Direction —
Search the material for the word "Height" and copy each line that holds it.

Data extract —
************
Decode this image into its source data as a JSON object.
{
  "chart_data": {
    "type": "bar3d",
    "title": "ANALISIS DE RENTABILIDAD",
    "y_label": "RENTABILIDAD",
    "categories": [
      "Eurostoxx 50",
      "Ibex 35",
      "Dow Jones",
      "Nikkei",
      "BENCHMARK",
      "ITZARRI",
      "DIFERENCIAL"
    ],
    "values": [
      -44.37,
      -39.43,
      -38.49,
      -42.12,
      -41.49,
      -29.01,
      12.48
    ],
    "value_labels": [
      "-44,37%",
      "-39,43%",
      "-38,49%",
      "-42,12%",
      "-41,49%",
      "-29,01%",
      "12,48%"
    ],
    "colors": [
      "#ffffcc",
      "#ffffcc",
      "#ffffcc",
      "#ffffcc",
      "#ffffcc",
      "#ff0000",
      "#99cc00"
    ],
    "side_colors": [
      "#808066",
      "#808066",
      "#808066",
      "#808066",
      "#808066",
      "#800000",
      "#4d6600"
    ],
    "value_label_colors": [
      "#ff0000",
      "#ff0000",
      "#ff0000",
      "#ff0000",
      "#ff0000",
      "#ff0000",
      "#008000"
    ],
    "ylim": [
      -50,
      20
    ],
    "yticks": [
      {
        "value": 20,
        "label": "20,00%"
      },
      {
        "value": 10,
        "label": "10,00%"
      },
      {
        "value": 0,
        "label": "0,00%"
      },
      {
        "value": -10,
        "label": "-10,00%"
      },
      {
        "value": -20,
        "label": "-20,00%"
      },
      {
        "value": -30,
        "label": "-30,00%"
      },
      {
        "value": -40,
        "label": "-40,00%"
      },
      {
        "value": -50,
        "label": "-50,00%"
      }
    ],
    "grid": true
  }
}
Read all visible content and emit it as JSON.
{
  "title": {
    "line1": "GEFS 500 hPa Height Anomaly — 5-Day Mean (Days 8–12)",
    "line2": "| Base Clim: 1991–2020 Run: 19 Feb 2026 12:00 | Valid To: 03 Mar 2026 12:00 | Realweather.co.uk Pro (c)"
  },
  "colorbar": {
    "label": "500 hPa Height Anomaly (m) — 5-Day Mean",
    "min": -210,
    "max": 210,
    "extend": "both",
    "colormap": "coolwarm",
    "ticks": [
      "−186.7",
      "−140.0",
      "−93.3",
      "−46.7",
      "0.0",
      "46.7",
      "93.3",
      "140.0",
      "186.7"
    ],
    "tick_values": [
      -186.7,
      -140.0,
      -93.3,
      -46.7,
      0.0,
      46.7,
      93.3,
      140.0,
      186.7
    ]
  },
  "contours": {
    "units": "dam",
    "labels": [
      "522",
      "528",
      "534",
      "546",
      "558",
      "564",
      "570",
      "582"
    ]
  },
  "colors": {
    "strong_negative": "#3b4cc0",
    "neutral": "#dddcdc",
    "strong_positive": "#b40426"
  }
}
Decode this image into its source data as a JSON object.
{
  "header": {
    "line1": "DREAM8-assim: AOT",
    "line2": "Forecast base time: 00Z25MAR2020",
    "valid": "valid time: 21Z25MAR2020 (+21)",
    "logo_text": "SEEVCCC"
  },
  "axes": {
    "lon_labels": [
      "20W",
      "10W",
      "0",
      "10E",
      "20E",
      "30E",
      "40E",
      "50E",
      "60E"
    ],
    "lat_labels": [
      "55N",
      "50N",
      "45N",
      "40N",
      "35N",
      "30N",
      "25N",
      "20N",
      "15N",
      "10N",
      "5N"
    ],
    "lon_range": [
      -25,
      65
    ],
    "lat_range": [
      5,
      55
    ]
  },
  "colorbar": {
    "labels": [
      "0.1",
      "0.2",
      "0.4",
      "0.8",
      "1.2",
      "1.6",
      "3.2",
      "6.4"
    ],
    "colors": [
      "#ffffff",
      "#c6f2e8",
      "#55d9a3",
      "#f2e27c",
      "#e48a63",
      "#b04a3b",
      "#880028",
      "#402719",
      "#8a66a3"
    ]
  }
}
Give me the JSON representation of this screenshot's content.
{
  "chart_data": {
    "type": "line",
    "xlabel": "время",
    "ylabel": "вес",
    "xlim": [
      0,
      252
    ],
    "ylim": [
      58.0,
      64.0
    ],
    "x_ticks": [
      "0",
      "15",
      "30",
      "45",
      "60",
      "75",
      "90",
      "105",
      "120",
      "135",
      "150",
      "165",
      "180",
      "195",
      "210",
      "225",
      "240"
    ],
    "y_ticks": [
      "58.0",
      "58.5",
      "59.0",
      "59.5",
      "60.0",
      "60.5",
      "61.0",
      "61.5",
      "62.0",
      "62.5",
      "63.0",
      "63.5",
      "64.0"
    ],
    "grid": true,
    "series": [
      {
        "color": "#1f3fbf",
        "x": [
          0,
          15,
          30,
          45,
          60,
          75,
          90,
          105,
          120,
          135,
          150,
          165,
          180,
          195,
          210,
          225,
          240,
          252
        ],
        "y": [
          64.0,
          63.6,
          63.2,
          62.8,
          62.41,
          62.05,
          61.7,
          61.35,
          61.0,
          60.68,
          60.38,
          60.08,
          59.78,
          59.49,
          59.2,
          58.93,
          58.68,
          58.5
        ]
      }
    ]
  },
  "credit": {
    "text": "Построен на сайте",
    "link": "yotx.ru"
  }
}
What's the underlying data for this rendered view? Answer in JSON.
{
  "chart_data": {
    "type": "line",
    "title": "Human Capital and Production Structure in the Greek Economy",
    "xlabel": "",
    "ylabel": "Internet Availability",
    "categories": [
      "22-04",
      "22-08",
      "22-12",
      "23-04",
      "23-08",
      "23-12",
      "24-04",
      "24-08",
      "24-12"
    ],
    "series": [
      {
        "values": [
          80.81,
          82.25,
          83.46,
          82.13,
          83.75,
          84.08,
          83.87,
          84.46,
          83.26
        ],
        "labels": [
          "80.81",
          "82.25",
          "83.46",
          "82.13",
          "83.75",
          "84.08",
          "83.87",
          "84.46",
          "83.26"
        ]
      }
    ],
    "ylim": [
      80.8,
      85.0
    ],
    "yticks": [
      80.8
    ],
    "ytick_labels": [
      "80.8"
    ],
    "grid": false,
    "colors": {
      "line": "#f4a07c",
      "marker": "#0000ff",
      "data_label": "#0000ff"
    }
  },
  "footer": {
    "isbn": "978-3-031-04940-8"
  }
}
************
Solution for this problem —
    "line1": "GEFS 500 hPa Height Anomaly — 5-Day Mean (Days 8–12)",
    "label": "500 hPa Height Anomaly (m) — 5-Day Mean",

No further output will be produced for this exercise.